* [EXTRACTED DATA]
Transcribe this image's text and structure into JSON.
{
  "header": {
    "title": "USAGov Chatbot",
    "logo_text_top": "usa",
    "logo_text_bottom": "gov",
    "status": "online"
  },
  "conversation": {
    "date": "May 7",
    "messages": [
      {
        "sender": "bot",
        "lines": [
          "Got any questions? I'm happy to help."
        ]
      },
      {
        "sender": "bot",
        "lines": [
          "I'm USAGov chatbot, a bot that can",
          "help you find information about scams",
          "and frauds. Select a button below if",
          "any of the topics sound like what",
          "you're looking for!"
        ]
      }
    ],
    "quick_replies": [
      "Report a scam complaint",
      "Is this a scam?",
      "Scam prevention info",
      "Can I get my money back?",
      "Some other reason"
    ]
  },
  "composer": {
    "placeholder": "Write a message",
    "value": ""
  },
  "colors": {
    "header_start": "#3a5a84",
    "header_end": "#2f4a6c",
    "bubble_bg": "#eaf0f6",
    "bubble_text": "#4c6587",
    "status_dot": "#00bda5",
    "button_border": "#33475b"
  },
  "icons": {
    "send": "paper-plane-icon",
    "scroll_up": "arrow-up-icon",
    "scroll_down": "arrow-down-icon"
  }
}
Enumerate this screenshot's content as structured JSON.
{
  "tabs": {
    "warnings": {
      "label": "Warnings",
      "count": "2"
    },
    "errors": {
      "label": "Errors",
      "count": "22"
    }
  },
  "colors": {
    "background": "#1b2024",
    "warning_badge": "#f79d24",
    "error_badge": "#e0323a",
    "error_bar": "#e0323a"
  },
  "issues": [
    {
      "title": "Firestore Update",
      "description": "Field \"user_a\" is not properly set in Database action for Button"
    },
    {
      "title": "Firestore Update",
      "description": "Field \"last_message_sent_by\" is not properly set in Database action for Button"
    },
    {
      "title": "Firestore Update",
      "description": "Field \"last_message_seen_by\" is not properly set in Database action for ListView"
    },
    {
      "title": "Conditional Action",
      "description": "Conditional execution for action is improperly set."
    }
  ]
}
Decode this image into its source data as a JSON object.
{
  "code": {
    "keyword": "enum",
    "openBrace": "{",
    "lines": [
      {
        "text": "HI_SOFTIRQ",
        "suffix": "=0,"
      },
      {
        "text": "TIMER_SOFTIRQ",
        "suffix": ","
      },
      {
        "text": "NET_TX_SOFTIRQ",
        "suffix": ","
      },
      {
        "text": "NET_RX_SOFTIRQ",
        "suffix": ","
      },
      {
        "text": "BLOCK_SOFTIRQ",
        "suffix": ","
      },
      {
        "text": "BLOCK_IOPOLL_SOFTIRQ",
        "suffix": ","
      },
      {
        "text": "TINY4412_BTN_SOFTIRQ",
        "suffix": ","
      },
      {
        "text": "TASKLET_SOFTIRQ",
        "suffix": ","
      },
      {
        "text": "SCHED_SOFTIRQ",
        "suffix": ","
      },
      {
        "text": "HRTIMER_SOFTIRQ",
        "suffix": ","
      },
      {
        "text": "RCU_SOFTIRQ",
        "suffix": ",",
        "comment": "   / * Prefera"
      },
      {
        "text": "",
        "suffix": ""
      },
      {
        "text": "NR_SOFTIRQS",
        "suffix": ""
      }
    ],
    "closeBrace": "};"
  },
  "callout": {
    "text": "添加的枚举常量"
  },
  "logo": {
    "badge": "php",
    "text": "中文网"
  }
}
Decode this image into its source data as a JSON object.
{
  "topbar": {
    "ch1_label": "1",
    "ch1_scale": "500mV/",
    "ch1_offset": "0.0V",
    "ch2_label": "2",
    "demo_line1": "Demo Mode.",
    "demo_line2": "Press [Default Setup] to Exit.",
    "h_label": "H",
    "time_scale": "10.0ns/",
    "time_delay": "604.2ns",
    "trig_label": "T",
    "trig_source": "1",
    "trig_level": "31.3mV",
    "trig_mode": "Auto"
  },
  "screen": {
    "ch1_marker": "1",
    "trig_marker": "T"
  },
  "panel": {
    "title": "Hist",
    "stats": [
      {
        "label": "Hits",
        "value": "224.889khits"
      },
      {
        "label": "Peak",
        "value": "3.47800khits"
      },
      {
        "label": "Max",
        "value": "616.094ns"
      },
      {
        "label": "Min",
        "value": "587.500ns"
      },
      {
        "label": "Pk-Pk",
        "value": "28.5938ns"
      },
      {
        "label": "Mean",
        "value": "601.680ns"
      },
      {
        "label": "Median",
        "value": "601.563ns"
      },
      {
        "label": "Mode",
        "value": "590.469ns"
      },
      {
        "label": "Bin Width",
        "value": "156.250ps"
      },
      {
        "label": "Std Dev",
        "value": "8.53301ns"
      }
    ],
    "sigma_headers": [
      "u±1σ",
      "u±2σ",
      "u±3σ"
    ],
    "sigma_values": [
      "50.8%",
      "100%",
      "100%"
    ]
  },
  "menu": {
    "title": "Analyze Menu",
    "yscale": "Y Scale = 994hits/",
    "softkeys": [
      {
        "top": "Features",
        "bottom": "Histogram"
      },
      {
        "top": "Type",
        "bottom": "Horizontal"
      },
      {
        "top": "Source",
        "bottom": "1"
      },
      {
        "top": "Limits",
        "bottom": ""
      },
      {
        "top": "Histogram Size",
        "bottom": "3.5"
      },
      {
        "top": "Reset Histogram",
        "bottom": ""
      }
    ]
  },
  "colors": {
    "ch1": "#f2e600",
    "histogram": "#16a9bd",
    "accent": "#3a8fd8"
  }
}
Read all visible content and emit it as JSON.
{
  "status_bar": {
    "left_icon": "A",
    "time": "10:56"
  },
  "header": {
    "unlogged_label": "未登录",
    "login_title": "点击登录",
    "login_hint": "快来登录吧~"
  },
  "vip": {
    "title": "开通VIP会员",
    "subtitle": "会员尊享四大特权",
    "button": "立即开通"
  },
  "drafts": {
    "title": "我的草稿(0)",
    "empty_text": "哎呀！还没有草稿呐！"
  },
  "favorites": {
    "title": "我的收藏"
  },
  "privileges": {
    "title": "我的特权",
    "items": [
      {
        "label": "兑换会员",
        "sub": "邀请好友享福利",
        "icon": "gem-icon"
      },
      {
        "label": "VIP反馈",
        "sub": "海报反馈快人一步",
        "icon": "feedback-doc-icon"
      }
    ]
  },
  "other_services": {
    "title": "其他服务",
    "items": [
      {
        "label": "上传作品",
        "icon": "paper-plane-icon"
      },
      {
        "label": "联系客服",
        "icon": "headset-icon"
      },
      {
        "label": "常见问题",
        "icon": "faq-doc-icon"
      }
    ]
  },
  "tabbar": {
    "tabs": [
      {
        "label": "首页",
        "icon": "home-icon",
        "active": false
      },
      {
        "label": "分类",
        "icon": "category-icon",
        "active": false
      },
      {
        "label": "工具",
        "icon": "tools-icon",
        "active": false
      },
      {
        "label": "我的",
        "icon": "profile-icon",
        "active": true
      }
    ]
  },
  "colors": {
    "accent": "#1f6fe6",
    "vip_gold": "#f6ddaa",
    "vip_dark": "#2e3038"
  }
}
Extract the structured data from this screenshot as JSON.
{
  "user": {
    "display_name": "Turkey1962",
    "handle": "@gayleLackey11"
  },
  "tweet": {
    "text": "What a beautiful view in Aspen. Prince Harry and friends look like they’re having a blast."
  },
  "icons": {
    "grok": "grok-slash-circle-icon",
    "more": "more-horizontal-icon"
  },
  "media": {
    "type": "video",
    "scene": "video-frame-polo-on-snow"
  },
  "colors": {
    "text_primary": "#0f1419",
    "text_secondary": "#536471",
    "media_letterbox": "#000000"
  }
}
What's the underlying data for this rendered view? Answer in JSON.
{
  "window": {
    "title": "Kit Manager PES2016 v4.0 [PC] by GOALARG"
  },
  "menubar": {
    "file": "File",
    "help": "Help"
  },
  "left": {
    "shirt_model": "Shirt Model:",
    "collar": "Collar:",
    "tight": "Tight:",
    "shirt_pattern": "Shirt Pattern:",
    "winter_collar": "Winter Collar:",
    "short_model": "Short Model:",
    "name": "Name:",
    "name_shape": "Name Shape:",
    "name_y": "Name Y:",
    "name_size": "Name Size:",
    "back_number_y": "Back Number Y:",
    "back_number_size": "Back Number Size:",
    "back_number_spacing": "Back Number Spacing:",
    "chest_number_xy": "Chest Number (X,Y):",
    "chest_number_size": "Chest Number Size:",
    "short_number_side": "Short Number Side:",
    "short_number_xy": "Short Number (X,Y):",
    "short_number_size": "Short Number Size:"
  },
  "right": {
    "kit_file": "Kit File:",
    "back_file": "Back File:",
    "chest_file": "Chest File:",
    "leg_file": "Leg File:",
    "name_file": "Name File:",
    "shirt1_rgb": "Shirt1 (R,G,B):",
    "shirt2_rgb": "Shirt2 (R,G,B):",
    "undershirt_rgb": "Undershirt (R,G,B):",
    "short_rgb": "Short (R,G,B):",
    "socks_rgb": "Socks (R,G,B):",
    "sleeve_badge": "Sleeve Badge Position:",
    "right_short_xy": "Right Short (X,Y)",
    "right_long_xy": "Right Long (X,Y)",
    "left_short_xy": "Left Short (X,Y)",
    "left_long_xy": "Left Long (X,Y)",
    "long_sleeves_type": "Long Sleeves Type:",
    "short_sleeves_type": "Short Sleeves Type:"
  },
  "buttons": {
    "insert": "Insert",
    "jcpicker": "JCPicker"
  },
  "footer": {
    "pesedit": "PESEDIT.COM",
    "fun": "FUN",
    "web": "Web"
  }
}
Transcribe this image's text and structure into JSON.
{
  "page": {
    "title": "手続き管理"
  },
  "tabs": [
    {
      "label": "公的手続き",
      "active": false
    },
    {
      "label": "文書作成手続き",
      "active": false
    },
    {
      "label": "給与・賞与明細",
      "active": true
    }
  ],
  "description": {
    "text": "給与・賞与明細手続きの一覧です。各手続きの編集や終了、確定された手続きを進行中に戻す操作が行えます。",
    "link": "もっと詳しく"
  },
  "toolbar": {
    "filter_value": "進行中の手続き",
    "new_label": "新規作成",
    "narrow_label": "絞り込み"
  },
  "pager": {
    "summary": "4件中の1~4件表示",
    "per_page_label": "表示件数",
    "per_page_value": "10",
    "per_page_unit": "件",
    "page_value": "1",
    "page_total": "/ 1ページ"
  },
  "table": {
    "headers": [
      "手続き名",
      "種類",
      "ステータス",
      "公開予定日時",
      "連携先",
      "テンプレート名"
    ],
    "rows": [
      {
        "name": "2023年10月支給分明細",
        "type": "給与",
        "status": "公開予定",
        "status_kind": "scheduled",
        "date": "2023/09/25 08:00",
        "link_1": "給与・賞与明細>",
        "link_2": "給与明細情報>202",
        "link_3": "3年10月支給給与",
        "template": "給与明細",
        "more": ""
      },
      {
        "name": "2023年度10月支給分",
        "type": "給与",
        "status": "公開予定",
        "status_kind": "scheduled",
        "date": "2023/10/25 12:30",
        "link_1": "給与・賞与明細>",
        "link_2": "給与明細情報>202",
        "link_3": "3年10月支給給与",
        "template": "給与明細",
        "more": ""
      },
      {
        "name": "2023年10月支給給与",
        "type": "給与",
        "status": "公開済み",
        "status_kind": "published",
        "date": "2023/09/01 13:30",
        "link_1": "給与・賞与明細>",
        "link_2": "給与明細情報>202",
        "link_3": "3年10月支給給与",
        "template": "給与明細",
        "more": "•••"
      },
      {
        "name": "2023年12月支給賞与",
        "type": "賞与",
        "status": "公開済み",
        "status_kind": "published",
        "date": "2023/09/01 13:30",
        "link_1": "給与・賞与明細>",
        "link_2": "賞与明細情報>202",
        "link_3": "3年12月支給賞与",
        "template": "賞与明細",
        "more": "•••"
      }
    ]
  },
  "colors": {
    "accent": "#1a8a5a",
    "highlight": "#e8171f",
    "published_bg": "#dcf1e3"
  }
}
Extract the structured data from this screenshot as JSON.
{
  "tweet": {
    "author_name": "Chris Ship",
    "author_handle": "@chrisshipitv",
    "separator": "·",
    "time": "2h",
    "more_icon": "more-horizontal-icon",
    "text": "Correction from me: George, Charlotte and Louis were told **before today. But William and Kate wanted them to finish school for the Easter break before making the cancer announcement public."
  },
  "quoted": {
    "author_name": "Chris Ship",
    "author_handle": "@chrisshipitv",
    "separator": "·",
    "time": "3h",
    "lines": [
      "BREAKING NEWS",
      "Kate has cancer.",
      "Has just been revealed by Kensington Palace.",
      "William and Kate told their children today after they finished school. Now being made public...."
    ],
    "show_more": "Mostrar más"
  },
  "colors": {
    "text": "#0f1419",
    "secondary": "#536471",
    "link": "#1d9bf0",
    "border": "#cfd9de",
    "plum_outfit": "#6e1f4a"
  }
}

* [DIRECTIONS]
Go through the listing above and work out how many lines contain the string "Long". Reply with the number alone.

* [EXERCISE ANSWER]
3